Stated task:
Return every line in the records that contains the string "keypad".
# START OF Material for the task
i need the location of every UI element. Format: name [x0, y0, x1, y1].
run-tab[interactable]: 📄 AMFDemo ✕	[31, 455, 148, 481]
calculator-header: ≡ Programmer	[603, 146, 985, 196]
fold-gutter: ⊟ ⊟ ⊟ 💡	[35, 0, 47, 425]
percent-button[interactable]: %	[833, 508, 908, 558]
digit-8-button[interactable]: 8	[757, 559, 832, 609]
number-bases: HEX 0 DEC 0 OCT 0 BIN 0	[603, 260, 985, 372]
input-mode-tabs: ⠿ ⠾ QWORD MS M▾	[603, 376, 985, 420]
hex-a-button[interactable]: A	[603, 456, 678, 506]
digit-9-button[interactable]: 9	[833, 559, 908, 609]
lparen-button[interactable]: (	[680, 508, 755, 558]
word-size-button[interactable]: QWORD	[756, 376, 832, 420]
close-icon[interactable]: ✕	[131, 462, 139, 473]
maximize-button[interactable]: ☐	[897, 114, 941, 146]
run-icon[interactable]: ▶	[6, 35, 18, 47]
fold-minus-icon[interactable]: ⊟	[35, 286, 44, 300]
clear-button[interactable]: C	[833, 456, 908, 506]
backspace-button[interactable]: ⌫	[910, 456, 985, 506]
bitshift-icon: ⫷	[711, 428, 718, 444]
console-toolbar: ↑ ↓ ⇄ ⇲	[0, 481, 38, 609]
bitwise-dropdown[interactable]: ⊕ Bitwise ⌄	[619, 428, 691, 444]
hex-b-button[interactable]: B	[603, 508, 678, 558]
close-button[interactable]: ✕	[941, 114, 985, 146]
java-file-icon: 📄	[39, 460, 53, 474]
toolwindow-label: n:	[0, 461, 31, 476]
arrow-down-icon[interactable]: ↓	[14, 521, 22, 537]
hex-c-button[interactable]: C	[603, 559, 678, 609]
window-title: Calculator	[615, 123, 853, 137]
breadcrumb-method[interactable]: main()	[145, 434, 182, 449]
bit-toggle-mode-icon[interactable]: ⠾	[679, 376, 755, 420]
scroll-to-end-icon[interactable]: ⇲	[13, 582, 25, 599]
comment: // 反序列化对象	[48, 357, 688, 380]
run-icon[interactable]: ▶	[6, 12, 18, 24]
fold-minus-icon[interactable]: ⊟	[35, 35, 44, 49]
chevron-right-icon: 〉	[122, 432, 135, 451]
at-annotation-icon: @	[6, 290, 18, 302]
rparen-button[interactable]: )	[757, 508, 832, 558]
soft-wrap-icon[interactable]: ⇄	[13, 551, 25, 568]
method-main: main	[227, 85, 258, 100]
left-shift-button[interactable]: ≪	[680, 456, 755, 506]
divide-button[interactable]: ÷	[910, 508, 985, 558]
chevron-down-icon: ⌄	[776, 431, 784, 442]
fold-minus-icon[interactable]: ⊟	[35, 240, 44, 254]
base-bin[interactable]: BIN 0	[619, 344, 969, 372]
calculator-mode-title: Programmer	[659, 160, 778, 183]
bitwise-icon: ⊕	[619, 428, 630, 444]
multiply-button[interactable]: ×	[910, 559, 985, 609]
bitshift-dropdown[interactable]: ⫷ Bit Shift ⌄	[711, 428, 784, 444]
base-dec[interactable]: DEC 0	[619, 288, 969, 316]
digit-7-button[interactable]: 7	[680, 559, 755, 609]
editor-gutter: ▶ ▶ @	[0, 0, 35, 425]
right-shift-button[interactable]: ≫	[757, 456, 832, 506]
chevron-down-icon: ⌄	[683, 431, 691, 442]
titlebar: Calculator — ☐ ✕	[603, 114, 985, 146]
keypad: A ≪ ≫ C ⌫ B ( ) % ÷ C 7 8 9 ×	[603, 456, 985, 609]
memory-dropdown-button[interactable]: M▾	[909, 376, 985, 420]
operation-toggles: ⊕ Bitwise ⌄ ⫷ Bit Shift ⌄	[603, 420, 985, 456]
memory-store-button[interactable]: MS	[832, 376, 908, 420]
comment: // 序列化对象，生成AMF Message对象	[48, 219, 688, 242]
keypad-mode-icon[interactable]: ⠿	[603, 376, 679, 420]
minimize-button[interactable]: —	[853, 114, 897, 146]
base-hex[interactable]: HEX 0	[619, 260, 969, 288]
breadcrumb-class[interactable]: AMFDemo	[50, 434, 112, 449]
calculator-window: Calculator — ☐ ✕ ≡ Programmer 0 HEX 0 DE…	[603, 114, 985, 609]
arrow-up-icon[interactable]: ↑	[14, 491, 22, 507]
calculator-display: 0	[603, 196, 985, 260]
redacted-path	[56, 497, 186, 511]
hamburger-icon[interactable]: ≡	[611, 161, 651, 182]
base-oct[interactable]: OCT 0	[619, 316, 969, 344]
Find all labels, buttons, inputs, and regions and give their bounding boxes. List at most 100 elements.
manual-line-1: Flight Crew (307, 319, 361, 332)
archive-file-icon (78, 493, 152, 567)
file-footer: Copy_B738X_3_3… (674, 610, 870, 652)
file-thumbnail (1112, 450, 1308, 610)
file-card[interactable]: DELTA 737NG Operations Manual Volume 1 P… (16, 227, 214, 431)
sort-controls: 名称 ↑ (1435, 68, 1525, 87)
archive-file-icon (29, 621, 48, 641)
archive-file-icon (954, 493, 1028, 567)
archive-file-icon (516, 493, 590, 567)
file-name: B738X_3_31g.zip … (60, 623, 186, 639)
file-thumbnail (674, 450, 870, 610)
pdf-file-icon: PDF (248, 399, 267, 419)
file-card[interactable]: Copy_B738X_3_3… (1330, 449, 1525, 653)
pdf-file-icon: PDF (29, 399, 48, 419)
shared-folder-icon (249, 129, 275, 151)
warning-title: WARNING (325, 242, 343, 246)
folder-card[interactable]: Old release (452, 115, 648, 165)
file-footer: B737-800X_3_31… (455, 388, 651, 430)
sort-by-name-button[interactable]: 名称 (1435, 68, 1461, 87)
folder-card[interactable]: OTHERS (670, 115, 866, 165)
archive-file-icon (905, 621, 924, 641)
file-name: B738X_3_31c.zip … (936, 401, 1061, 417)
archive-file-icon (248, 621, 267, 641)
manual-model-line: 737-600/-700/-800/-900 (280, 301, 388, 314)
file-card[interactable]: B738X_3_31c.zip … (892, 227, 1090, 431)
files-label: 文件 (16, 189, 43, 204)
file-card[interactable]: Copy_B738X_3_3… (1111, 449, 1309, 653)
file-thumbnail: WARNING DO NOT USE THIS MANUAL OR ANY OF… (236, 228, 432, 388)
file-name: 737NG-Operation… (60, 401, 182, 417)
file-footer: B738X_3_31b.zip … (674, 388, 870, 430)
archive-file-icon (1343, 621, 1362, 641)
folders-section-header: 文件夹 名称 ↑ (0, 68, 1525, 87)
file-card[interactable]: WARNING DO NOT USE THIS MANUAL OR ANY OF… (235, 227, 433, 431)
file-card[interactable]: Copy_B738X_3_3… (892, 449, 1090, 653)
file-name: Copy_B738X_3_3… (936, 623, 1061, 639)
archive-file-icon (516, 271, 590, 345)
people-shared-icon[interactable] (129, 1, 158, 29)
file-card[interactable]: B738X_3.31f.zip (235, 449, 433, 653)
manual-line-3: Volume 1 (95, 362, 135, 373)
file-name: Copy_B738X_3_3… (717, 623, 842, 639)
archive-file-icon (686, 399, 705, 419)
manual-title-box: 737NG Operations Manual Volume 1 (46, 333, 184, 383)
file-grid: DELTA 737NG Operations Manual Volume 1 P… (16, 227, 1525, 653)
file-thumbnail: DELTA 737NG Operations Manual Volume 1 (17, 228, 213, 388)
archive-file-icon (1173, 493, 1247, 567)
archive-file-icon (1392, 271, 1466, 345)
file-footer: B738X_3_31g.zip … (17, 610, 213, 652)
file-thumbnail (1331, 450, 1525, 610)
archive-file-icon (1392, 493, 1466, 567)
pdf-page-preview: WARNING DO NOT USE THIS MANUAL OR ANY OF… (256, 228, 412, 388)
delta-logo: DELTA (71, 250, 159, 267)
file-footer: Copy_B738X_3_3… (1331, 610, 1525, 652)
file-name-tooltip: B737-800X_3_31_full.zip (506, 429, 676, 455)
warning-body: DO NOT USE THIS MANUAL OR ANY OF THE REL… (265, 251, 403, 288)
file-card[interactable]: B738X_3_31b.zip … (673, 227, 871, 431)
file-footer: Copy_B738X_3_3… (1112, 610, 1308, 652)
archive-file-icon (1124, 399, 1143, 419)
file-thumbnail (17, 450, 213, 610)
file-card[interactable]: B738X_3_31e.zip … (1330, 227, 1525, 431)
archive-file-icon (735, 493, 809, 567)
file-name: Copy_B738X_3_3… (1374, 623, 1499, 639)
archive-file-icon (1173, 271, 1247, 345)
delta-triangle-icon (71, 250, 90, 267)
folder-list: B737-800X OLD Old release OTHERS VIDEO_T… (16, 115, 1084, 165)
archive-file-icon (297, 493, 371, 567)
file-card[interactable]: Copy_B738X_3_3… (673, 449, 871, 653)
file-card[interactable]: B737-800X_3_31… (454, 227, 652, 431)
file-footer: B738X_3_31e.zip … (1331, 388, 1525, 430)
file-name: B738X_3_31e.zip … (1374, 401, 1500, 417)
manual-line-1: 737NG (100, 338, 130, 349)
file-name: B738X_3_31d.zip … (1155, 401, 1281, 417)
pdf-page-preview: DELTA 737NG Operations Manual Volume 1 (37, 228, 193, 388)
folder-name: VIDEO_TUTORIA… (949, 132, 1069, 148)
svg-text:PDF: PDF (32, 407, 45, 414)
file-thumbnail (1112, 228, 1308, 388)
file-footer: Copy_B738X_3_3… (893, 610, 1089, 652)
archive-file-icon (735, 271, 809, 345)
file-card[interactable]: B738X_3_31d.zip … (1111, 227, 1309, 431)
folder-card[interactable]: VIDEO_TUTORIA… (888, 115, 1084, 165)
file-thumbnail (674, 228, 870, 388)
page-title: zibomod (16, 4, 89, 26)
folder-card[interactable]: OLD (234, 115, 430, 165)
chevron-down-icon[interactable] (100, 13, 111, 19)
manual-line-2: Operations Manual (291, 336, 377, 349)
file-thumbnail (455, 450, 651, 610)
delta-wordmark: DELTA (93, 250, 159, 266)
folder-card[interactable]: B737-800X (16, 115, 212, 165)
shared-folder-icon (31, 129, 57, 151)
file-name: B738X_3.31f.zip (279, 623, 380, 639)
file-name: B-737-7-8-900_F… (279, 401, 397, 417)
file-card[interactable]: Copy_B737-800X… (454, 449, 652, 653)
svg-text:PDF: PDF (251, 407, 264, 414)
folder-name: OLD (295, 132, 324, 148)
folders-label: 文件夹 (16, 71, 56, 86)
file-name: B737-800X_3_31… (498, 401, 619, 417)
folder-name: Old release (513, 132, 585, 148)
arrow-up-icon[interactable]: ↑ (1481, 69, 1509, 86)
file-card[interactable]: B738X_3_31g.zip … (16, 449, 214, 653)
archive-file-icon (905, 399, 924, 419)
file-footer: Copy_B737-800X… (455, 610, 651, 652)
# END OF Material for the task
Complete output:
keypad: A ≪ ≫ C ⌫ B ( ) % ÷ C 7 8 9 ×	[603, 456, 985, 609]
keypad-mode-icon[interactable]: ⠿	[603, 376, 679, 420]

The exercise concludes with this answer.